- _REQUIREMENT_
Quote all of the entries word for word.

* Start THE DATA *

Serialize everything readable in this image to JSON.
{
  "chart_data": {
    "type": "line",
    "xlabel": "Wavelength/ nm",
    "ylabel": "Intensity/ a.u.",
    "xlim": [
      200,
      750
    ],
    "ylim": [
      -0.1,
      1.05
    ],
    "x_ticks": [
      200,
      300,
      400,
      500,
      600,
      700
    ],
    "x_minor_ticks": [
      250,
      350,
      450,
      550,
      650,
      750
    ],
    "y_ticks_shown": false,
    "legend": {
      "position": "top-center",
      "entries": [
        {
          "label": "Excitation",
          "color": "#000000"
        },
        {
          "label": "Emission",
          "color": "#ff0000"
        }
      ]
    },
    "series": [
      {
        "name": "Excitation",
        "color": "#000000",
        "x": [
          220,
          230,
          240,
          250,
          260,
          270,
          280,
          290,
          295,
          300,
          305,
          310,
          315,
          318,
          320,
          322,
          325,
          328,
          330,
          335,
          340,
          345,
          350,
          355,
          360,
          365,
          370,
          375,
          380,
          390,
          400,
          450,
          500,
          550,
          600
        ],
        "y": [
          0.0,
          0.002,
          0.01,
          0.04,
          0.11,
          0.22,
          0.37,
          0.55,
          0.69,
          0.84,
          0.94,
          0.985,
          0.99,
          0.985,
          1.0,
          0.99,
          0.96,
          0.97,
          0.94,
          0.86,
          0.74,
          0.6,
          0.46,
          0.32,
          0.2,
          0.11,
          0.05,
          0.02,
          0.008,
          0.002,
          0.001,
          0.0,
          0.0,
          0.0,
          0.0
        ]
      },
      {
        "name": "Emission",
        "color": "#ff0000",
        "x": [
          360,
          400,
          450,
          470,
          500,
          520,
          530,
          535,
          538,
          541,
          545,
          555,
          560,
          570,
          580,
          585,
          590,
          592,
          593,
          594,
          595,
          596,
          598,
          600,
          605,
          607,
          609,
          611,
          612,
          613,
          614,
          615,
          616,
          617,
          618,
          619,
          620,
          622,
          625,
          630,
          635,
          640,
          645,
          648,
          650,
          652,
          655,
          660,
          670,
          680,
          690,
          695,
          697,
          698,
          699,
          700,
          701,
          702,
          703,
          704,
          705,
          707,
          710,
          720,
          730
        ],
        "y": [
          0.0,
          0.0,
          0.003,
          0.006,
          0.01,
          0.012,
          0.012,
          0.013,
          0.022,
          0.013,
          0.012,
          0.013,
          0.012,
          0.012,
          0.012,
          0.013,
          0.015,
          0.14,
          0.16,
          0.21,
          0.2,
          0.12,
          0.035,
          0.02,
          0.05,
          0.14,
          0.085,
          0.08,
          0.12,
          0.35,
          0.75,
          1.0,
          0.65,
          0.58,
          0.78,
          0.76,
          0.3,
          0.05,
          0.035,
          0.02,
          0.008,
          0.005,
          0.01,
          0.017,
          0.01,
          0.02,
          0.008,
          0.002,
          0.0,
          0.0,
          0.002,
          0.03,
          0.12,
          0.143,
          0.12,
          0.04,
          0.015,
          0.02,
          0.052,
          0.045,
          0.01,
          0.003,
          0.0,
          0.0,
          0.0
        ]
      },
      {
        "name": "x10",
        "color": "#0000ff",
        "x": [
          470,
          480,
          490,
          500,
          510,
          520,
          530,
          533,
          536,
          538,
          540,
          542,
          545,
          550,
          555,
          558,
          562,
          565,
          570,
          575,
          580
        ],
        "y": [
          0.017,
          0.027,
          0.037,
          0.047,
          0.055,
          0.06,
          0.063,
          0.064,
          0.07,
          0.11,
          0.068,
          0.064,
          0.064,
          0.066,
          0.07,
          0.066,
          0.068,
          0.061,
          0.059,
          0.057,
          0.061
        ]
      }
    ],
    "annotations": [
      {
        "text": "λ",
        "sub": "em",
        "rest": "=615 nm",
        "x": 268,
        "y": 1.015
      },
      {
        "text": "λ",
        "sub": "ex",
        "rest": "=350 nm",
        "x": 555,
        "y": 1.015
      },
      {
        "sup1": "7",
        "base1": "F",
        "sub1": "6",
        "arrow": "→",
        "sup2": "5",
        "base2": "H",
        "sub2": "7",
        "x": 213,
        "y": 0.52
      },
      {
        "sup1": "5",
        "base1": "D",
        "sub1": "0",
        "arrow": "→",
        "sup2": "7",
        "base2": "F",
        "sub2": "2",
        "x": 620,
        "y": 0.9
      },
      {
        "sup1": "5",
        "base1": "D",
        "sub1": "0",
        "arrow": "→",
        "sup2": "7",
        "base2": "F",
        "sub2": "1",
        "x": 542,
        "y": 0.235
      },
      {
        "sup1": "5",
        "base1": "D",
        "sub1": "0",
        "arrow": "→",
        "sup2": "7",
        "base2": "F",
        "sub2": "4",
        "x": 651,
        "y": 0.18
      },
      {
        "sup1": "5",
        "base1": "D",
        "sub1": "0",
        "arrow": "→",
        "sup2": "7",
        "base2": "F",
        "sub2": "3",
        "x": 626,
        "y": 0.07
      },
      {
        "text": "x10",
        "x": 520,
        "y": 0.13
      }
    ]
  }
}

* End THE DATA *

- _RESULT OF THE TASK_
Serialize everything readable in this image to JSON.
{
  "chart_data": {
    "type": "line",
    "xlabel": "Wavelength/ nm",
    "ylabel": "Intensity/ a.u.",
    "xlim": [
      200,
      750
    ],
    "ylim": [
      -0.1,
      1.05
    ],
    "x_ticks": [
      200,
      300,
      400,
      500,
      600,
      700
    ],
    "x_minor_ticks": [
      250,
      350,
      450,
      550,
      650,
      750
    ],
    "y_ticks_shown": false,
    "legend": {
      "position": "top-center",
      "entries": [
        {
          "label": "Excitation",
          "color": "#000000"
        },
        {
          "label": "Emission",
          "color": "#ff0000"
        }
      ]
    },
    "series": [
      {
        "name": "Excitation",
        "color": "#000000",
        "x": [
          220,
          230,
          240,
          250,
          260,
          270,
          280,
          290,
          295,
          300,
          305,
          310,
          315,
          318,
          320,
          322,
          325,
          328,
          330,
          335,
          340,
          345,
          350,
          355,
          360,
          365,
          370,
          375,
          380,
          390,
          400,
          450,
          500,
          550,
          600
        ],
        "y": [
          0.0,
          0.002,
          0.01,
          0.04,
          0.11,
          0.22,
          0.37,
          0.55,
          0.69,
          0.84,
          0.94,
          0.985,
          0.99,
          0.985,
          1.0,
          0.99,
          0.96,
          0.97,
          0.94,
          0.86,
          0.74,
          0.6,
          0.46,
          0.32,
          0.2,
          0.11,
          0.05,
          0.02,
          0.008,
          0.002,
          0.001,
          0.0,
          0.0,
          0.0,
          0.0
        ]
      },
      {
        "name": "Emission",
        "color": "#ff0000",
        "x": [
          360,
          400,
          450,
          470,
          500,
          520,
          530,
          535,
          538,
          541,
          545,
          555,
          560,
          570,
          580,
          585,
          590,
          592,
          593,
          594,
          595,
          596,
          598,
          600,
          605,
          607,
          609,
          611,
          612,
          613,
          614,
          615,
          616,
          617,
          618,
          619,
          620,
          622,
          625,
          630,
          635,
          640,
          645,
          648,
          650,
          652,
          655,
          660,
          670,
          680,
          690,
          695,
          697,
          698,
          699,
          700,
          701,
          702,
          703,
          704,
          705,
          707,
          710,
          720,
          730
        ],
        "y": [
          0.0,
          0.0,
          0.003,
          0.006,
          0.01,
          0.012,
          0.012,
          0.013,
          0.022,
          0.013,
          0.012,
          0.013,
          0.012,
          0.012,
          0.012,
          0.013,
          0.015,
          0.14,
          0.16,
          0.21,
          0.2,
          0.12,
          0.035,
          0.02,
          0.05,
          0.14,
          0.085,
          0.08,
          0.12,
          0.35,
          0.75,
          1.0,
          0.65,
          0.58,
          0.78,
          0.76,
          0.3,
          0.05,
          0.035,
          0.02,
          0.008,
          0.005,
          0.01,
          0.017,
          0.01,
          0.02,
          0.008,
          0.002,
          0.0,
          0.0,
          0.002,
          0.03,
          0.12,
          0.143,
          0.12,
          0.04,
          0.015,
          0.02,
          0.052,
          0.045,
          0.01,
          0.003,
          0.0,
          0.0,
          0.0
        ]
      },
      {
        "name": "x10",
        "color": "#0000ff",
        "x": [
          470,
          480,
          490,
          500,
          510,
          520,
          530,
          533,
          536,
          538,
          540,
          542,
          545,
          550,
          555,
          558,
          562,
          565,
          570,
          575,
          580
        ],
        "y": [
          0.017,
          0.027,
          0.037,
          0.047,
          0.055,
          0.06,
          0.063,
          0.064,
          0.07,
          0.11,
          0.068,
          0.064,
          0.064,
          0.066,
          0.07,
          0.066,
          0.068,
          0.061,
          0.059,
          0.057,
          0.061
        ]
      }
    ],
    "annotations": [
      {
        "text": "λ",
        "sub": "em",
        "rest": "=615 nm",
        "x": 268,
        "y": 1.015
      },
      {
        "text": "λ",
        "sub": "ex",
        "rest": "=350 nm",
        "x": 555,
        "y": 1.015
      },
      {
        "sup1": "7",
        "base1": "F",
        "sub1": "6",
        "arrow": "→",
        "sup2": "5",
        "base2": "H",
        "sub2": "7",
        "x": 213,
        "y": 0.52
      },
      {
        "sup1": "5",
        "base1": "D",
        "sub1": "0",
        "arrow": "→",
        "sup2": "7",
        "base2": "F",
        "sub2": "2",
        "x": 620,
        "y": 0.9
      },
      {
        "sup1": "5",
        "base1": "D",
        "sub1": "0",
        "arrow": "→",
        "sup2": "7",
        "base2": "F",
        "sub2": "1",
        "x": 542,
        "y": 0.235
      },
      {
        "sup1": "5",
        "base1": "D",
        "sub1": "0",
        "arrow": "→",
        "sup2": "7",
        "base2": "F",
        "sub2": "4",
        "x": 651,
        "y": 0.18
      },
      {
        "sup1": "5",
        "base1": "D",
        "sub1": "0",
        "arrow": "→",
        "sup2": "7",
        "base2": "F",
        "sub2": "3",
        "x": 626,
        "y": 0.07
      },
      {
        "text": "x10",
        "x": 520,
        "y": 0.13
      }
    ]
  }
}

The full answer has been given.